What is asked
Reproduce the lines below, renaming every occurrence of "Patent image size" as "Drawing dimensions" and leaving all other text unchanged.

Data
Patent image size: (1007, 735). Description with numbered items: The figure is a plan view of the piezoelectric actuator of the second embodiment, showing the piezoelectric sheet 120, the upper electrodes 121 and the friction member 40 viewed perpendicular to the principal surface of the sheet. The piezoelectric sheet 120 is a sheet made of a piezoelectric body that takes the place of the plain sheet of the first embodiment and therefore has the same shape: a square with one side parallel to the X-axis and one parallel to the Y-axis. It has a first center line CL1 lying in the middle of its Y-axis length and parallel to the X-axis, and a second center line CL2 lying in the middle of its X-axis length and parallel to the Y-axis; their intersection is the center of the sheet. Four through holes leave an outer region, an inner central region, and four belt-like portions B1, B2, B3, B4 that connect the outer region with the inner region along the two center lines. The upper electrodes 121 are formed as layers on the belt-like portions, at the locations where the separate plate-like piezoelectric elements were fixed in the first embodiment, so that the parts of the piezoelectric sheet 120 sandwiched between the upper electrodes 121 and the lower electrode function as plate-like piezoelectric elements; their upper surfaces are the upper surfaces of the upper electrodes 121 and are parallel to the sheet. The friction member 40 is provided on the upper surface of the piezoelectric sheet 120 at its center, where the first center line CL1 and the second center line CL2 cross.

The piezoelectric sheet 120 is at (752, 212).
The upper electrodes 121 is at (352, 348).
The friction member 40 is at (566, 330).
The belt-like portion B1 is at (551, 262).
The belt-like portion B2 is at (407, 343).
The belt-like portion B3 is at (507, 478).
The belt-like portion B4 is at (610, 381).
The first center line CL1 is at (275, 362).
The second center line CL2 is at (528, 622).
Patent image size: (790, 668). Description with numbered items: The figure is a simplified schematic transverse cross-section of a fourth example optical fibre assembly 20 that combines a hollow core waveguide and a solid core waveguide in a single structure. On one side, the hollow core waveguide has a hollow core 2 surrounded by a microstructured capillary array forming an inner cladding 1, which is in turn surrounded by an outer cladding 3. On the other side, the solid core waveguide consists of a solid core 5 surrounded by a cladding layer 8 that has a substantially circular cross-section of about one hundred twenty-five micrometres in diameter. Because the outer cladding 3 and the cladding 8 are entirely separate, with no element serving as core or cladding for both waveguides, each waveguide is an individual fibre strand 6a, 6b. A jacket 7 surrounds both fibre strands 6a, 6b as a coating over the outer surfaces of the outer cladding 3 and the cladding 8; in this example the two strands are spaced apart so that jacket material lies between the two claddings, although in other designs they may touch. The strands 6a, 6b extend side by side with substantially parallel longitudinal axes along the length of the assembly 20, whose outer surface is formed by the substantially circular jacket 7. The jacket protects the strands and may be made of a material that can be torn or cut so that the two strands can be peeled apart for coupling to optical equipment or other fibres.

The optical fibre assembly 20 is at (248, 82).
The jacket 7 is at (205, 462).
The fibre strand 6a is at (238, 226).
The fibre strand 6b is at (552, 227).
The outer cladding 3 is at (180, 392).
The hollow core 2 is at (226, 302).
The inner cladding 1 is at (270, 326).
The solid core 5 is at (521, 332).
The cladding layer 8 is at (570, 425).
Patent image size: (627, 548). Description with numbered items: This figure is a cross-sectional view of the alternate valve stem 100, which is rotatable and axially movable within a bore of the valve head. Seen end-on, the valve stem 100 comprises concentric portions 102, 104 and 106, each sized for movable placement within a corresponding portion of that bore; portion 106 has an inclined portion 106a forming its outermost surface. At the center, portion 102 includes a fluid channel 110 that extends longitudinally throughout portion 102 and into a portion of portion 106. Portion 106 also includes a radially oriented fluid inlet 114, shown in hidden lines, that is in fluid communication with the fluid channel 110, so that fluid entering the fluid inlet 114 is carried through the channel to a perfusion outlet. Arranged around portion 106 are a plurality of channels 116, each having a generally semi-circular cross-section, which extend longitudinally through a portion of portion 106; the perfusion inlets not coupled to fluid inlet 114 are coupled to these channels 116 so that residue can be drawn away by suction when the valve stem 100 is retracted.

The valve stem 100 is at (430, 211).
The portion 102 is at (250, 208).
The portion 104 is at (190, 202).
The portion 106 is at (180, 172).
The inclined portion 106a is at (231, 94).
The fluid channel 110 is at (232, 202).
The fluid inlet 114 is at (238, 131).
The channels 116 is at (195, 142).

Worked answer
Drawing dimensions: (1007, 735). Description with numbered items: The figure is a plan view of the piezoelectric actuator of the second embodiment, showing the piezoelectric sheet 120, the upper electrodes 121 and the friction member 40 viewed perpendicular to the principal surface of the sheet. The piezoelectric sheet 120 is a sheet made of a piezoelectric body that takes the place of the plain sheet of the first embodiment and therefore has the same shape: a square with one side parallel to the X-axis and one parallel to the Y-axis. It has a first center line CL1 lying in the middle of its Y-axis length and parallel to the X-axis, and a second center line CL2 lying in the middle of its X-axis length and parallel to the Y-axis; their intersection is the center of the sheet. Four through holes leave an outer region, an inner central region, and four belt-like portions B1, B2, B3, B4 that connect the outer region with the inner region along the two center lines. The upper electrodes 121 are formed as layers on the belt-like portions, at the locations where the separate plate-like piezoelectric elements were fixed in the first embodiment, so that the parts of the piezoelectric sheet 120 sandwiched between the upper electrodes 121 and the lower electrode function as plate-like piezoelectric elements; their upper surfaces are the upper surfaces of the upper electrodes 121 and are parallel to the sheet. The friction member 40 is provided on the upper surface of the piezoelectric sheet 120 at its center, where the first center line CL1 and the second center line CL2 cross.

The piezoelectric sheet 120 is at (752, 212).
The upper electrodes 121 is at (352, 348).
The friction member 40 is at (566, 330).
The belt-like portion B1 is at (551, 262).
The belt-like portion B2 is at (407, 343).
The belt-like portion B3 is at (507, 478).
The belt-like portion B4 is at (610, 381).
The first center line CL1 is at (275, 362).
The second center line CL2 is at (528, 622).
Drawing dimensions: (790, 668). Description with numbered items: The figure is a simplified schematic transverse cross-section of a fourth example optical fibre assembly 20 that combines a hollow core waveguide and a solid core waveguide in a single structure. On one side, the hollow core waveguide has a hollow core 2 surrounded by a microstructured capillary array forming an inner cladding 1, which is in turn surrounded by an outer cladding 3. On the other side, the solid core waveguide consists of a solid core 5 surrounded by a cladding layer 8 that has a substantially circular cross-section of about one hundred twenty-five micrometres in diameter. Because the outer cladding 3 and the cladding 8 are entirely separate, with no element serving as core or cladding for both waveguides, each waveguide is an individual fibre strand 6a, 6b. A jacket 7 surrounds both fibre strands 6a, 6b as a coating over the outer surfaces of the outer cladding 3 and the cladding 8; in this example the two strands are spaced apart so that jacket material lies between the two claddings, although in other designs they may touch. The strands 6a, 6b extend side by side with substantially parallel longitudinal axes along the length of the assembly 20, whose outer surface is formed by the substantially circular jacket 7. The jacket protects the strands and may be made of a material that can be torn or cut so that the two strands can be peeled apart for coupling to optical equipment or other fibres.

The optical fibre assembly 20 is at (248, 82).
The jacket 7 is at (205, 462).
The fibre strand 6a is at (238, 226).
The fibre strand 6b is at (552, 227).
The outer cladding 3 is at (180, 392).
The hollow core 2 is at (226, 302).
The inner cladding 1 is at (270, 326).
The solid core 5 is at (521, 332).
The cladding layer 8 is at (570, 425).
Drawing dimensions: (627, 548). Description with numbered items: This figure is a cross-sectional view of the alternate valve stem 100, which is rotatable and axially movable within a bore of the valve head. Seen end-on, the valve stem 100 comprises concentric portions 102, 104 and 106, each sized for movable placement within a corresponding portion of that bore; portion 106 has an inclined portion 106a forming its outermost surface. At the center, portion 102 includes a fluid channel 110 that extends longitudinally throughout portion 102 and into a portion of portion 106. Portion 106 also includes a radially oriented fluid inlet 114, shown in hidden lines, that is in fluid communication with the fluid channel 110, so that fluid entering the fluid inlet 114 is carried through the channel to a perfusion outlet. Arranged around portion 106 are a plurality of channels 116, each having a generally semi-circular cross-section, which extend longitudinally through a portion of portion 106; the perfusion inlets not coupled to fluid inlet 114 are coupled to these channels 116 so that residue can be drawn away by suction when the valve stem 100 is retracted.

The valve stem 100 is at (430, 211).
The portion 102 is at (250, 208).
The portion 104 is at (190, 202).
The portion 106 is at (180, 172).
The inclined portion 106a is at (231, 94).
The fluid channel 110 is at (232, 202).
The fluid inlet 114 is at (238, 131).
The channels 116 is at (195, 142).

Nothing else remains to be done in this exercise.